__DESCRIPTION OF THE TASK__
Here are some records; return them all exactly.

Entries with figure data:
--- START ---

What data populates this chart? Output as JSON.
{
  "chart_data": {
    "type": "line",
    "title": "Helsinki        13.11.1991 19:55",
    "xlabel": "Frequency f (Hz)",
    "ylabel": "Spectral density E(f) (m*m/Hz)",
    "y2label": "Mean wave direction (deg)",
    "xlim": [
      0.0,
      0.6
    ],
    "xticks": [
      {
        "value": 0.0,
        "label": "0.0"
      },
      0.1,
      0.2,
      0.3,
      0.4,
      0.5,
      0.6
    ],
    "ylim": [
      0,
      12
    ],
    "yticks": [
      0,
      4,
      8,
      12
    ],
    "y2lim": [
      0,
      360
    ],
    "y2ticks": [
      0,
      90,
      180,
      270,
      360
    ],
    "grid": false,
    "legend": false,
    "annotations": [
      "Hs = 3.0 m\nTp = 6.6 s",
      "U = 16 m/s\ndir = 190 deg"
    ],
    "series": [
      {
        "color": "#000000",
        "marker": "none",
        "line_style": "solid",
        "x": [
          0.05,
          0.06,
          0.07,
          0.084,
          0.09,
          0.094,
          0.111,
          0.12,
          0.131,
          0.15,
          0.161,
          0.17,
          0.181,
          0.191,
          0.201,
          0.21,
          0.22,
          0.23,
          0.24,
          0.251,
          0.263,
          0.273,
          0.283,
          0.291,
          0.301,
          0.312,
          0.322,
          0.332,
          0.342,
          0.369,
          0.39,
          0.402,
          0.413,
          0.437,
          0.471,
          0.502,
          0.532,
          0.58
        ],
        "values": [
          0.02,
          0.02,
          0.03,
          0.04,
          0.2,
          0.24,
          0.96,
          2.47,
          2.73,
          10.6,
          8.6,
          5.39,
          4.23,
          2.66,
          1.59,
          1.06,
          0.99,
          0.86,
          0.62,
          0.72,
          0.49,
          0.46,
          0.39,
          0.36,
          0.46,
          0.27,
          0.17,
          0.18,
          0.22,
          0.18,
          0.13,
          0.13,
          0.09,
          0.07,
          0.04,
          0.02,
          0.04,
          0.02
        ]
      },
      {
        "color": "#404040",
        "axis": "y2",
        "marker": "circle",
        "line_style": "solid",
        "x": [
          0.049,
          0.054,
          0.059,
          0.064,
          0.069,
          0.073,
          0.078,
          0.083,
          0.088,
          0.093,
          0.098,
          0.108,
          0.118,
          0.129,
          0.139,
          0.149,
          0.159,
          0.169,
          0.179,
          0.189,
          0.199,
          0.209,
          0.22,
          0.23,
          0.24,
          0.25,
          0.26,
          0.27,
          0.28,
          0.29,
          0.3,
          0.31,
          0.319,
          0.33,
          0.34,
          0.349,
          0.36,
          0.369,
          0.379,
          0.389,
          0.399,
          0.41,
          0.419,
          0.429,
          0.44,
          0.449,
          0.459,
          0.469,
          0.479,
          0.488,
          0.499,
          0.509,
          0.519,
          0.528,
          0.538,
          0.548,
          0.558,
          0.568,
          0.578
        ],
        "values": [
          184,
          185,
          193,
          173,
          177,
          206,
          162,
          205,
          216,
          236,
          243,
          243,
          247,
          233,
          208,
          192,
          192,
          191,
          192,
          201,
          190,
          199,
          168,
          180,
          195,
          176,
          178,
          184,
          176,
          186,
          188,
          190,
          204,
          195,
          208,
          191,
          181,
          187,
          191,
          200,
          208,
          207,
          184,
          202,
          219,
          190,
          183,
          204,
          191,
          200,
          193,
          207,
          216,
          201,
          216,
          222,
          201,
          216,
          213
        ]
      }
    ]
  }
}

--- END ---

__RESULT FOR THIS TASK__
What data populates this chart? Output as JSON.
{
  "chart_data": {
    "type": "line",
    "title": "Helsinki        13.11.1991 19:55",
    "xlabel": "Frequency f (Hz)",
    "ylabel": "Spectral density E(f) (m*m/Hz)",
    "y2label": "Mean wave direction (deg)",
    "xlim": [
      0.0,
      0.6
    ],
    "xticks": [
      {
        "value": 0.0,
        "label": "0.0"
      },
      0.1,
      0.2,
      0.3,
      0.4,
      0.5,
      0.6
    ],
    "ylim": [
      0,
      12
    ],
    "yticks": [
      0,
      4,
      8,
      12
    ],
    "y2lim": [
      0,
      360
    ],
    "y2ticks": [
      0,
      90,
      180,
      270,
      360
    ],
    "grid": false,
    "legend": false,
    "annotations": [
      "Hs = 3.0 m\nTp = 6.6 s",
      "U = 16 m/s\ndir = 190 deg"
    ],
    "series": [
      {
        "color": "#000000",
        "marker": "none",
        "line_style": "solid",
        "x": [
          0.05,
          0.06,
          0.07,
          0.084,
          0.09,
          0.094,
          0.111,
          0.12,
          0.131,
          0.15,
          0.161,
          0.17,
          0.181,
          0.191,
          0.201,
          0.21,
          0.22,
          0.23,
          0.24,
          0.251,
          0.263,
          0.273,
          0.283,
          0.291,
          0.301,
          0.312,
          0.322,
          0.332,
          0.342,
          0.369,
          0.39,
          0.402,
          0.413,
          0.437,
          0.471,
          0.502,
          0.532,
          0.58
        ],
        "values": [
          0.02,
          0.02,
          0.03,
          0.04,
          0.2,
          0.24,
          0.96,
          2.47,
          2.73,
          10.6,
          8.6,
          5.39,
          4.23,
          2.66,
          1.59,
          1.06,
          0.99,
          0.86,
          0.62,
          0.72,
          0.49,
          0.46,
          0.39,
          0.36,
          0.46,
          0.27,
          0.17,
          0.18,
          0.22,
          0.18,
          0.13,
          0.13,
          0.09,
          0.07,
          0.04,
          0.02,
          0.04,
          0.02
        ]
      },
      {
        "color": "#404040",
        "axis": "y2",
        "marker": "circle",
        "line_style": "solid",
        "x": [
          0.049,
          0.054,
          0.059,
          0.064,
          0.069,
          0.073,
          0.078,
          0.083,
          0.088,
          0.093,
          0.098,
          0.108,
          0.118,
          0.129,
          0.139,
          0.149,
          0.159,
          0.169,
          0.179,
          0.189,
          0.199,
          0.209,
          0.22,
          0.23,
          0.24,
          0.25,
          0.26,
          0.27,
          0.28,
          0.29,
          0.3,
          0.31,
          0.319,
          0.33,
          0.34,
          0.349,
          0.36,
          0.369,
          0.379,
          0.389,
          0.399,
          0.41,
          0.419,
          0.429,
          0.44,
          0.449,
          0.459,
          0.469,
          0.479,
          0.488,
          0.499,
          0.509,
          0.519,
          0.528,
          0.538,
          0.548,
          0.558,
          0.568,
          0.578
        ],
        "values": [
          184,
          185,
          193,
          173,
          177,
          206,
          162,
          205,
          216,
          236,
          243,
          243,
          247,
          233,
          208,
          192,
          192,
          191,
          192,
          201,
          190,
          199,
          168,
          180,
          195,
          176,
          178,
          184,
          176,
          186,
          188,
          190,
          204,
          195,
          208,
          191,
          181,
          187,
          191,
          200,
          208,
          207,
          184,
          202,
          219,
          190,
          183,
          204,
          191,
          200,
          193,
          207,
          216,
          201,
          216,
          222,
          201,
          216,
          213
        ]
      }
    ]
  }
}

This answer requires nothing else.